What is asked
Will you output all of the data below exactly, omitting the images?

Dataset records
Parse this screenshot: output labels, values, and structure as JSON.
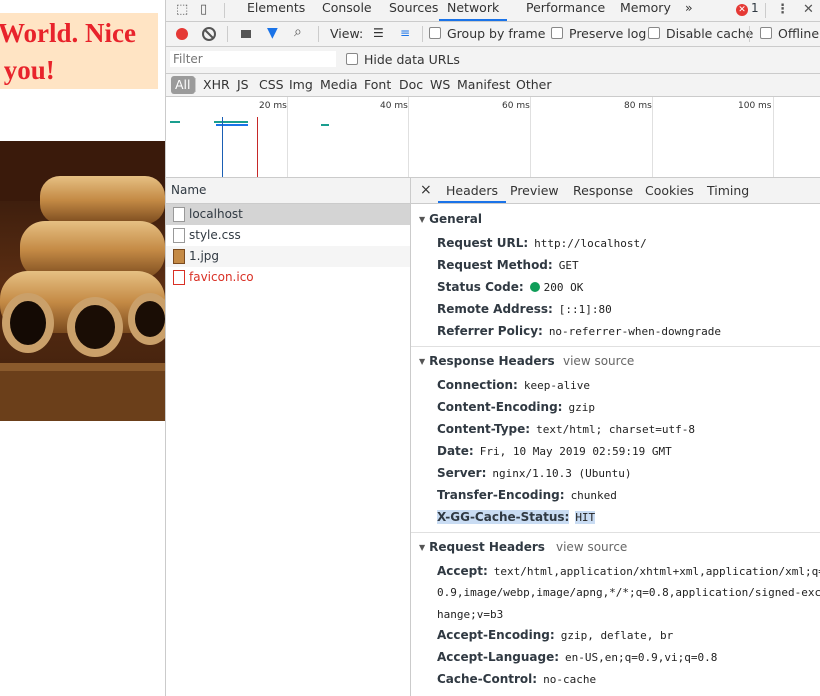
{
  "page": {
    "hello_line1": "World. Nice",
    "hello_line2": "t you!"
  },
  "devtools": {
    "tabs": [
      "Elements",
      "Console",
      "Sources",
      "Network",
      "Performance",
      "Memory"
    ],
    "more_tabs": "»",
    "error_count": "1",
    "toolbar": {
      "view_label": "View:",
      "group_by_frame": "Group by frame",
      "preserve_log": "Preserve log",
      "disable_cache": "Disable cache",
      "offline": "Offline"
    },
    "filter": {
      "placeholder": "Filter",
      "hide_data_urls": "Hide data URLs",
      "types": [
        "All",
        "XHR",
        "JS",
        "CSS",
        "Img",
        "Media",
        "Font",
        "Doc",
        "WS",
        "Manifest",
        "Other"
      ]
    },
    "timeline": {
      "ticks": [
        "20 ms",
        "40 ms",
        "60 ms",
        "80 ms",
        "100 ms"
      ]
    },
    "requests": {
      "header": "Name",
      "items": [
        {
          "name": "localhost",
          "color": "#303942"
        },
        {
          "name": "style.css",
          "color": "#303942"
        },
        {
          "name": "1.jpg",
          "color": "#303942"
        },
        {
          "name": "favicon.ico",
          "color": "#d93025"
        }
      ]
    },
    "details": {
      "close": "×",
      "tabs": [
        "Headers",
        "Preview",
        "Response",
        "Cookies",
        "Timing"
      ],
      "general": {
        "title": "General",
        "rows": [
          {
            "k": "Request URL:",
            "v": "http://localhost/"
          },
          {
            "k": "Request Method:",
            "v": "GET"
          },
          {
            "k": "Status Code:",
            "v": "200 OK"
          },
          {
            "k": "Remote Address:",
            "v": "[::1]:80"
          },
          {
            "k": "Referrer Policy:",
            "v": "no-referrer-when-downgrade"
          }
        ]
      },
      "response_headers": {
        "title": "Response Headers",
        "view_source": "view source",
        "rows": [
          {
            "k": "Connection:",
            "v": "keep-alive"
          },
          {
            "k": "Content-Encoding:",
            "v": "gzip"
          },
          {
            "k": "Content-Type:",
            "v": "text/html; charset=utf-8"
          },
          {
            "k": "Date:",
            "v": "Fri, 10 May 2019 02:59:19 GMT"
          },
          {
            "k": "Server:",
            "v": "nginx/1.10.3 (Ubuntu)"
          },
          {
            "k": "Transfer-Encoding:",
            "v": "chunked"
          },
          {
            "k": "X-GG-Cache-Status:",
            "v": "HIT"
          }
        ]
      },
      "request_headers": {
        "title": "Request Headers",
        "view_source": "view source",
        "accept_key": "Accept:",
        "accept_l1": "text/html,application/xhtml+xml,application/xml;q=",
        "accept_l2": "0.9,image/webp,image/apng,*/*;q=0.8,application/signed-exc",
        "accept_l3": "hange;v=b3",
        "rows": [
          {
            "k": "Accept-Encoding:",
            "v": "gzip, deflate, br"
          },
          {
            "k": "Accept-Language:",
            "v": "en-US,en;q=0.9,vi;q=0.8"
          },
          {
            "k": "Cache-Control:",
            "v": "no-cache"
          }
        ]
      }
    }
  }
}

Solution for this exercise
Parse this screenshot: output labels, values, and structure as JSON.
{
  "page": {
    "hello_line1": "World. Nice",
    "hello_line2": "t you!"
  },
  "devtools": {
    "tabs": [
      "Elements",
      "Console",
      "Sources",
      "Network",
      "Performance",
      "Memory"
    ],
    "more_tabs": "»",
    "error_count": "1",
    "toolbar": {
      "view_label": "View:",
      "group_by_frame": "Group by frame",
      "preserve_log": "Preserve log",
      "disable_cache": "Disable cache",
      "offline": "Offline"
    },
    "filter": {
      "placeholder": "Filter",
      "hide_data_urls": "Hide data URLs",
      "types": [
        "All",
        "XHR",
        "JS",
        "CSS",
        "Img",
        "Media",
        "Font",
        "Doc",
        "WS",
        "Manifest",
        "Other"
      ]
    },
    "timeline": {
      "ticks": [
        "20 ms",
        "40 ms",
        "60 ms",
        "80 ms",
        "100 ms"
      ]
    },
    "requests": {
      "header": "Name",
      "items": [
        {
          "name": "localhost",
          "color": "#303942"
        },
        {
          "name": "style.css",
          "color": "#303942"
        },
        {
          "name": "1.jpg",
          "color": "#303942"
        },
        {
          "name": "favicon.ico",
          "color": "#d93025"
        }
      ]
    },
    "details": {
      "close": "×",
      "tabs": [
        "Headers",
        "Preview",
        "Response",
        "Cookies",
        "Timing"
      ],
      "general": {
        "title": "General",
        "rows": [
          {
            "k": "Request URL:",
            "v": "http://localhost/"
          },
          {
            "k": "Request Method:",
            "v": "GET"
          },
          {
            "k": "Status Code:",
            "v": "200 OK"
          },
          {
            "k": "Remote Address:",
            "v": "[::1]:80"
          },
          {
            "k": "Referrer Policy:",
            "v": "no-referrer-when-downgrade"
          }
        ]
      },
      "response_headers": {
        "title": "Response Headers",
        "view_source": "view source",
        "rows": [
          {
            "k": "Connection:",
            "v": "keep-alive"
          },
          {
            "k": "Content-Encoding:",
            "v": "gzip"
          },
          {
            "k": "Content-Type:",
            "v": "text/html; charset=utf-8"
          },
          {
            "k": "Date:",
            "v": "Fri, 10 May 2019 02:59:19 GMT"
          },
          {
            "k": "Server:",
            "v": "nginx/1.10.3 (Ubuntu)"
          },
          {
            "k": "Transfer-Encoding:",
            "v": "chunked"
          },
          {
            "k": "X-GG-Cache-Status:",
            "v": "HIT"
          }
        ]
      },
      "request_headers": {
        "title": "Request Headers",
        "view_source": "view source",
        "accept_key": "Accept:",
        "accept_l1": "text/html,application/xhtml+xml,application/xml;q=",
        "accept_l2": "0.9,image/webp,image/apng,*/*;q=0.8,application/signed-exc",
        "accept_l3": "hange;v=b3",
        "rows": [
          {
            "k": "Accept-Encoding:",
            "v": "gzip, deflate, br"
          },
          {
            "k": "Accept-Language:",
            "v": "en-US,en;q=0.9,vi;q=0.8"
          },
          {
            "k": "Cache-Control:",
            "v": "no-cache"
          }
        ]
      }
    }
  }
}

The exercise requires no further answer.